◆ Texto de página:

----------------------------------------

Sobre la mesa están esos objetos que
viajan con él: el peluche algo maltrecho por los viajes y los años, y el
diccionario que recuerda la década de 1980, cuando fue a España a realizar un
curso de verano y se reencontró con el idioma que había estudiado de chico.
Roger Chartier es un referente de la historia de la lectura y de la
investigación en edición, y vino al país invitado por el Instituto Francés.
Algunas de sus muchas obras son La historia o la lectura del tiempo y Libros,
lecturas y lectores en la Edad Moderna. La Universidad Nacional de Rosario
le otorgó hace unos días el título de doctor honoris causa. Es
director de estudios de la École des Hautes Études en Sciences Sociales (Ehess)
y da clases en varias universidades de prestigio, como las de Montreal, Yale,
Berkeley y Harvard.
Descansa sus manos sobre los apuntes de la charla que
preparó para dar en la Alianza Francesa y sobre un libro bien cuidado que lo
acompaña para la ocasión: Vidas imaginarias, de Marcel Schwob.
Cuenta que le sirve para pensar en la literatura y la historia en relación con
el pasado.
–¿Cómo
lee? ¿Marca los libros?

----------------------------------------

◆ Ítems listados en un conjunto de datos:
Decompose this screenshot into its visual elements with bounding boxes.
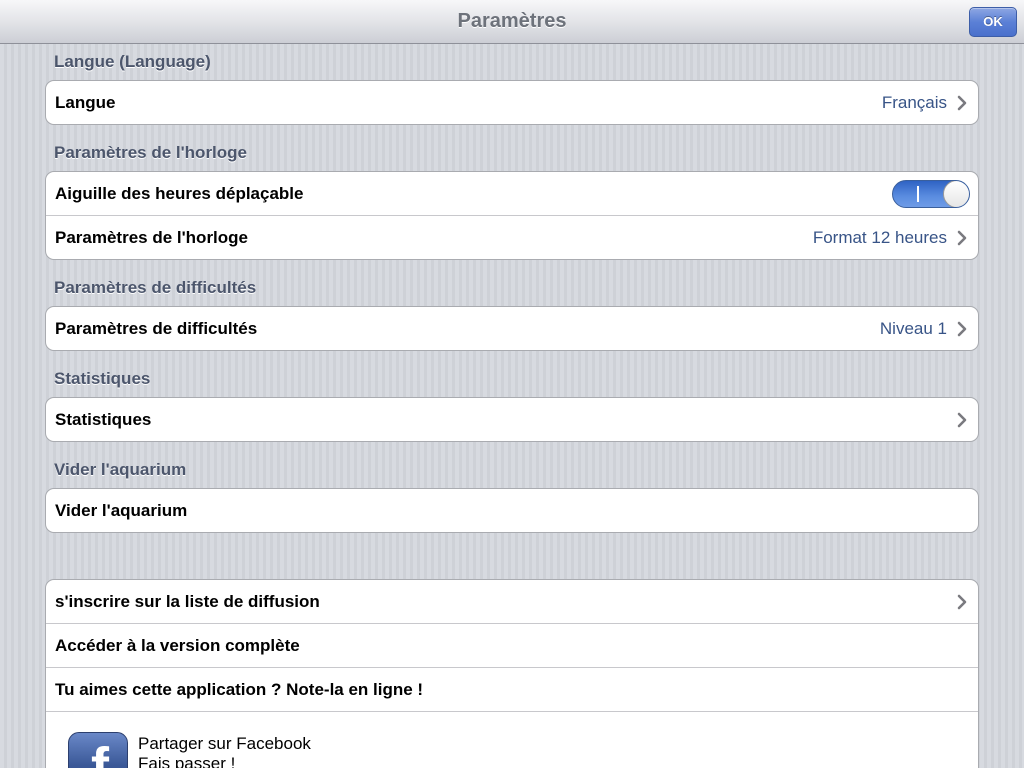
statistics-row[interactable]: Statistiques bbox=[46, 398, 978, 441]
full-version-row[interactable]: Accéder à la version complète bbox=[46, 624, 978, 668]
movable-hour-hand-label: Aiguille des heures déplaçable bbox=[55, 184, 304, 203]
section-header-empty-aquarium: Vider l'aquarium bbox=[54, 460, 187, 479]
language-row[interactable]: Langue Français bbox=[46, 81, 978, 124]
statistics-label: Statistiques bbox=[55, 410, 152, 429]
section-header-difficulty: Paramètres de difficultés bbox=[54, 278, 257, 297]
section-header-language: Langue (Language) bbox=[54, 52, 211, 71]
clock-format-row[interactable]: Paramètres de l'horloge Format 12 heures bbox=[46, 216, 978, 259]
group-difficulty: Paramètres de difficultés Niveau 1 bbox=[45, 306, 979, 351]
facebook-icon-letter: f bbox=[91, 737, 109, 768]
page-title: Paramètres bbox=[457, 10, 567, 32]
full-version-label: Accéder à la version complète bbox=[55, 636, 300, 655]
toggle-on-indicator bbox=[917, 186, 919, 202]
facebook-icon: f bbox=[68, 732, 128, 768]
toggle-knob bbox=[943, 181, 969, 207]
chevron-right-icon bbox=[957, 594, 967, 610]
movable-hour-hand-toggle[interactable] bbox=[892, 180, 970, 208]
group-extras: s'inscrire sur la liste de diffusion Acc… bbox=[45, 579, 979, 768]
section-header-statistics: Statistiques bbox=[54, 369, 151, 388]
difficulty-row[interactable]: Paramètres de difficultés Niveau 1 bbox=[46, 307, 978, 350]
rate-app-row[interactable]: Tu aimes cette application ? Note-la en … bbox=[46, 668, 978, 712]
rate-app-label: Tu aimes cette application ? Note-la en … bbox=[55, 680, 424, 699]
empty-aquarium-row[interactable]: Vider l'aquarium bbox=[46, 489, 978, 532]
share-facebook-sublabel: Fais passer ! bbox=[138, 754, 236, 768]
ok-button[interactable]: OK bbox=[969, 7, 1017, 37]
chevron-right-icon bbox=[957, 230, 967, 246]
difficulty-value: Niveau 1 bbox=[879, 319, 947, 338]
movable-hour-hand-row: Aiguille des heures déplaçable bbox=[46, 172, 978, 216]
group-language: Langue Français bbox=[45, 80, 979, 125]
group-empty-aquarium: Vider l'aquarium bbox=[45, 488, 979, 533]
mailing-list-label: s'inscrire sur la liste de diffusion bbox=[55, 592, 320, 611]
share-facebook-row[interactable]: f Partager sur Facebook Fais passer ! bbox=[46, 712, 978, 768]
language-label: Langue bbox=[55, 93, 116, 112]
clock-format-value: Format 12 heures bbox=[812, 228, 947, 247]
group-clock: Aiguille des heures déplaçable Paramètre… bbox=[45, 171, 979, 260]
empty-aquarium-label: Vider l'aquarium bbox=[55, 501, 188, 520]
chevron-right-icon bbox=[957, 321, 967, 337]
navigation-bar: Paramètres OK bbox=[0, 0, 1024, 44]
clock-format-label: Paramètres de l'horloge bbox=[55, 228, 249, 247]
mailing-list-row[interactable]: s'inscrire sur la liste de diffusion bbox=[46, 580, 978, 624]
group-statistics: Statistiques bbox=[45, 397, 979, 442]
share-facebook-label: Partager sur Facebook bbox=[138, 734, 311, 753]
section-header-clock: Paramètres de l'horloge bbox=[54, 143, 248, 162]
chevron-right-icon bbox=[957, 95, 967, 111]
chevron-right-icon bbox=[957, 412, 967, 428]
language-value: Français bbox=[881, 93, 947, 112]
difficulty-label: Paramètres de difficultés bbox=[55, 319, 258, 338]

----------------------------------------

Retoma el texto sobre Roger Chartier y continúalo a partir de su última oración.

–Tengo un respeto excesivo por la composición
tipográfica. Los puedo subrayar o indicar, pero no los escribo. Hoy, cuando
estamos frente al mundo digital, las prácticas de escribir y leer se
entrecruzan. En inglés ya está la palabra reater (to read y to
write). Yo prefiero escribir sobre papeles o al final hago un índice
personal, con páginas que me parecen sintomáticas; algo que se hacía desde el
siglo XVI. En cierta tradición, el libro era un objeto que tenía su identidad,
que se debía respetar, encuadernar, cuidar. Eso va en contra de otra práctica
del siglo XVI, que consistía en una técnica de lectura que se apoderaba del
texto: se hacía una mención en el margen del tema, de la frase o del párrafo y
luego eso se pasaba a un cuaderno personal para hacer un nuevo uso del texto.
Se llamaba "la técnica de los lugares comunes". Hoy eso es algo que
se debe evitar, pero en el Renacimiento los lugares comunes se debían identificar
porque eran una verdad universal.
–Una de las charlas que dio en la Argentina
gira en torno a los modos en los que se construye hoy la historia y cómo se
ubica ahí la literatura. ¿Qué pasa con ese cruce en la actualidad?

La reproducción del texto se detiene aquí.